** BEGIN Dataset content **
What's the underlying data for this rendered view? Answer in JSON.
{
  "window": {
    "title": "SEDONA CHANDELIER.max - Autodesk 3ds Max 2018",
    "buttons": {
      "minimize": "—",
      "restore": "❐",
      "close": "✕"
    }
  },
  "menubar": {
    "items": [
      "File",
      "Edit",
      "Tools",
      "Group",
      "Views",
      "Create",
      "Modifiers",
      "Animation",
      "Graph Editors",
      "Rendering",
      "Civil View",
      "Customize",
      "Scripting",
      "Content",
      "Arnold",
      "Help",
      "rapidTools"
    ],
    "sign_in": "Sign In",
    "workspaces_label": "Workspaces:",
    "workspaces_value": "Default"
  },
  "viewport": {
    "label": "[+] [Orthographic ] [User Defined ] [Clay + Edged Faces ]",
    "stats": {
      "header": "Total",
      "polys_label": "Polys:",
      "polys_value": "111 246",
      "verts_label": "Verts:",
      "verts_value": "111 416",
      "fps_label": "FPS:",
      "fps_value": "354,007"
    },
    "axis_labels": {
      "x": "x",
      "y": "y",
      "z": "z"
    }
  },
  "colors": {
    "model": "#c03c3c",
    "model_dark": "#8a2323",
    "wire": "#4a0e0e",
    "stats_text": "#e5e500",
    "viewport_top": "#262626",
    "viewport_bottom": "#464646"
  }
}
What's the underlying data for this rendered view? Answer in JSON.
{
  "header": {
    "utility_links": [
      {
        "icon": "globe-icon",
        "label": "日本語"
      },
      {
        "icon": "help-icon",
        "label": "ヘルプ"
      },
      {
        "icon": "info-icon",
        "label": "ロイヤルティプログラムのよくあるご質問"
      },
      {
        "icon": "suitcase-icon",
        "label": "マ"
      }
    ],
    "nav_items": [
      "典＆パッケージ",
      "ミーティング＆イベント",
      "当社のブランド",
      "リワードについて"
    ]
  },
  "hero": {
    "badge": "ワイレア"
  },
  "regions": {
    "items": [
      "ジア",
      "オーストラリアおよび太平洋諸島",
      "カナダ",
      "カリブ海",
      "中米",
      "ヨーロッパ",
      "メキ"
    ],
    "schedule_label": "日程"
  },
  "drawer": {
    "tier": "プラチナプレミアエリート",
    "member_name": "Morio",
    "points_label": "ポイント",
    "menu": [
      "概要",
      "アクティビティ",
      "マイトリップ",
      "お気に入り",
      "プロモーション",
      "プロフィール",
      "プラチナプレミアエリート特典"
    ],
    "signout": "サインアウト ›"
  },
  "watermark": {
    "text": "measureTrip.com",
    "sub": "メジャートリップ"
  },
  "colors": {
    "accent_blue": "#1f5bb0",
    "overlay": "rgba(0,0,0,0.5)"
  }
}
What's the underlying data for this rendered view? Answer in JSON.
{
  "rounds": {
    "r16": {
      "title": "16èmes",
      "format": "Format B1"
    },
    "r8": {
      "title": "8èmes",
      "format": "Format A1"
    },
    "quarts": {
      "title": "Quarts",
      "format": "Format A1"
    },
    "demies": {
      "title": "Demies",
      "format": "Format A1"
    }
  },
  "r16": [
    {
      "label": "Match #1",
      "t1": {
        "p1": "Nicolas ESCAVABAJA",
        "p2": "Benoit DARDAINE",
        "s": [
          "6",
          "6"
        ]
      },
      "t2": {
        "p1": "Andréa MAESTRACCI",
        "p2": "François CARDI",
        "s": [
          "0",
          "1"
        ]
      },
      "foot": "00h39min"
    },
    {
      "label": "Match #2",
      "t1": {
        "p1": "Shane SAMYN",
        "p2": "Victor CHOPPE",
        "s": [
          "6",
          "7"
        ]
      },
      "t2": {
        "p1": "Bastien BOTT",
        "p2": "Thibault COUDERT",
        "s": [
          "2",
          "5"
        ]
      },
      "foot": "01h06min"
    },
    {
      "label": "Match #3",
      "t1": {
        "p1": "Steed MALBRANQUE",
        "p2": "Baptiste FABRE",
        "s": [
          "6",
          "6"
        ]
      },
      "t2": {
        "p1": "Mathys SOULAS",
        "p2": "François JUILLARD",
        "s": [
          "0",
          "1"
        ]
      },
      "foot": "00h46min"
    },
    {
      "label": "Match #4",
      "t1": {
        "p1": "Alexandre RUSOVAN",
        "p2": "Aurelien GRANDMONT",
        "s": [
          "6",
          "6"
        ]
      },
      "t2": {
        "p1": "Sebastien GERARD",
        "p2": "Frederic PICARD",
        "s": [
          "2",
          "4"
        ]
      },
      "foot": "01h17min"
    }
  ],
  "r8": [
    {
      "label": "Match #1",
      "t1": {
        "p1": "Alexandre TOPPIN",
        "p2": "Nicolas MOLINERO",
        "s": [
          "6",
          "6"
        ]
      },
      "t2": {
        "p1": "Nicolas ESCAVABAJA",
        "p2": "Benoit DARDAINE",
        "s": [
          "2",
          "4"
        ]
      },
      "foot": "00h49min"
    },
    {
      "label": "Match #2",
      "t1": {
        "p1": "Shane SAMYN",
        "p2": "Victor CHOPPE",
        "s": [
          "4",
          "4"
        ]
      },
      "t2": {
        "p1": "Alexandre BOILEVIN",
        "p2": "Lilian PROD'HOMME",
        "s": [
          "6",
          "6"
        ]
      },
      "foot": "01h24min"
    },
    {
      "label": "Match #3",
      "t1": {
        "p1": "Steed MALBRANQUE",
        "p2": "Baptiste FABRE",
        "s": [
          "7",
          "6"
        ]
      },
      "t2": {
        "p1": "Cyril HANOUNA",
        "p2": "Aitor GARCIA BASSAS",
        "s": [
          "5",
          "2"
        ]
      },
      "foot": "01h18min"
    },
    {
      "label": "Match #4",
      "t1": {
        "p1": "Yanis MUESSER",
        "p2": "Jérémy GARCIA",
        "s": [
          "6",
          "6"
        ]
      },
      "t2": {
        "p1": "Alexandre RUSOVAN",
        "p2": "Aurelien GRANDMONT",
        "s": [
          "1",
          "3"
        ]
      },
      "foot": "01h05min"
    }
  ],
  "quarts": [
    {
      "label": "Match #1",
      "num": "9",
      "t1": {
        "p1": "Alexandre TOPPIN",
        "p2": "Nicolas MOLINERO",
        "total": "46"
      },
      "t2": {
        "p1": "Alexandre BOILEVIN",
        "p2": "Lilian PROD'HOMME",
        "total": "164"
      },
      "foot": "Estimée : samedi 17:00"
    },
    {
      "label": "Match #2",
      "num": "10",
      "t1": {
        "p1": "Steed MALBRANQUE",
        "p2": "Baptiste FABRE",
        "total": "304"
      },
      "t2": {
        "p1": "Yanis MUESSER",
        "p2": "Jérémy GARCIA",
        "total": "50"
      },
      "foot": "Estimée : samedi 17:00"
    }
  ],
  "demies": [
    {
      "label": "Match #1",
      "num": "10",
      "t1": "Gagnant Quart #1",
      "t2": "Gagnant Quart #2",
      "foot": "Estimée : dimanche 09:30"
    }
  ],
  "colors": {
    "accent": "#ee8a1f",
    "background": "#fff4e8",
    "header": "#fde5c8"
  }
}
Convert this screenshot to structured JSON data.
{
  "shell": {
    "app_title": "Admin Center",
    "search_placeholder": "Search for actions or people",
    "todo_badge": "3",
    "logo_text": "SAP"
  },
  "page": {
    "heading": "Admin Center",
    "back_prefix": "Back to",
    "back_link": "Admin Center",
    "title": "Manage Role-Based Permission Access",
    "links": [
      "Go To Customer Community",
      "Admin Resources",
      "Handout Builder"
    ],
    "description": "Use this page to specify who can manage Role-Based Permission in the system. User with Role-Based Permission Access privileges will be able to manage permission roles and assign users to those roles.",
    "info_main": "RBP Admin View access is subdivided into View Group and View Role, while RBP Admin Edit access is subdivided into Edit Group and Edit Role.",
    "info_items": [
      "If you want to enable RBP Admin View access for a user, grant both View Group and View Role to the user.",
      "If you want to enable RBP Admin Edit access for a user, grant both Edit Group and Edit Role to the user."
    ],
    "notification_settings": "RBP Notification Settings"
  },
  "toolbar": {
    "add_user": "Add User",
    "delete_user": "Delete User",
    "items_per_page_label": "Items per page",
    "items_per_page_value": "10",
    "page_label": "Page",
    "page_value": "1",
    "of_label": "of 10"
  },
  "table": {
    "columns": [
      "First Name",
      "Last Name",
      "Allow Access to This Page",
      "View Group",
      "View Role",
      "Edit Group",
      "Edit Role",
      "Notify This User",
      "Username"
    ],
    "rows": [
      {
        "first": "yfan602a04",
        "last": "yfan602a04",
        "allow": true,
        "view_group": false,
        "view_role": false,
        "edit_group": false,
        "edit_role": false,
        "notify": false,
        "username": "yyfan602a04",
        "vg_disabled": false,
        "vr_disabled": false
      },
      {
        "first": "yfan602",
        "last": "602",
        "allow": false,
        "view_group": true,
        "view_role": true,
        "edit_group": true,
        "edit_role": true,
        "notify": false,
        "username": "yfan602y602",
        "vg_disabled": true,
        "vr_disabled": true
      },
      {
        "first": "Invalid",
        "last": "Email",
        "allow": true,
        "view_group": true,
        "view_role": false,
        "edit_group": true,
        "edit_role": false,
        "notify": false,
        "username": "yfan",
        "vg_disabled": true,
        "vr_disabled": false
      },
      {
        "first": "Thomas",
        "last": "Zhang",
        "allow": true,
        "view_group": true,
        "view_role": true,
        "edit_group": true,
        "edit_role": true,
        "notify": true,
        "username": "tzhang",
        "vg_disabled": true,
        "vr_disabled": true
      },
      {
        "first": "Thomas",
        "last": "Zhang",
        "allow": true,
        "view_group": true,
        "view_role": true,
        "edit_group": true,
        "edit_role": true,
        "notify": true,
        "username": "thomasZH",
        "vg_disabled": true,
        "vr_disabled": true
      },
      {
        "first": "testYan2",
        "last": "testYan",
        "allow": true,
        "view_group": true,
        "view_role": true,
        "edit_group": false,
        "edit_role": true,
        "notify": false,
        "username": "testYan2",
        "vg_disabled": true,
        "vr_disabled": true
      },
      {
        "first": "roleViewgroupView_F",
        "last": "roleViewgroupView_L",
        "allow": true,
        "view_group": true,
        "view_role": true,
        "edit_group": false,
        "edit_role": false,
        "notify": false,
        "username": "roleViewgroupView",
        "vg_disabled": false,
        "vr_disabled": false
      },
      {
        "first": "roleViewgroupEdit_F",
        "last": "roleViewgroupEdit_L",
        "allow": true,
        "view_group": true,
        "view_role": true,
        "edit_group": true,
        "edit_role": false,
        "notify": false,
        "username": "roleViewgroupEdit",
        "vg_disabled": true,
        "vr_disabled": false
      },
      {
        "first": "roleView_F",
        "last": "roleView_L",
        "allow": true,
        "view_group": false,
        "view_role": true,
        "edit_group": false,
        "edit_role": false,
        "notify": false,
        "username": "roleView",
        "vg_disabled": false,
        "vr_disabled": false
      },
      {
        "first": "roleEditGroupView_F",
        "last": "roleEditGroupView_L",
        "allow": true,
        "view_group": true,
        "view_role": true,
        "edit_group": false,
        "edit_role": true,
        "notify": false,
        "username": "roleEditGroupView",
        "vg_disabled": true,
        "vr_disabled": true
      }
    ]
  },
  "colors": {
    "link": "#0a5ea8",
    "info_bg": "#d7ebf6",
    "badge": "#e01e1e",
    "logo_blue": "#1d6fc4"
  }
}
** END Dataset content **
Problem to solve: Count each line above in which the string "want" appears, then state only the total.

Exercise answer: 2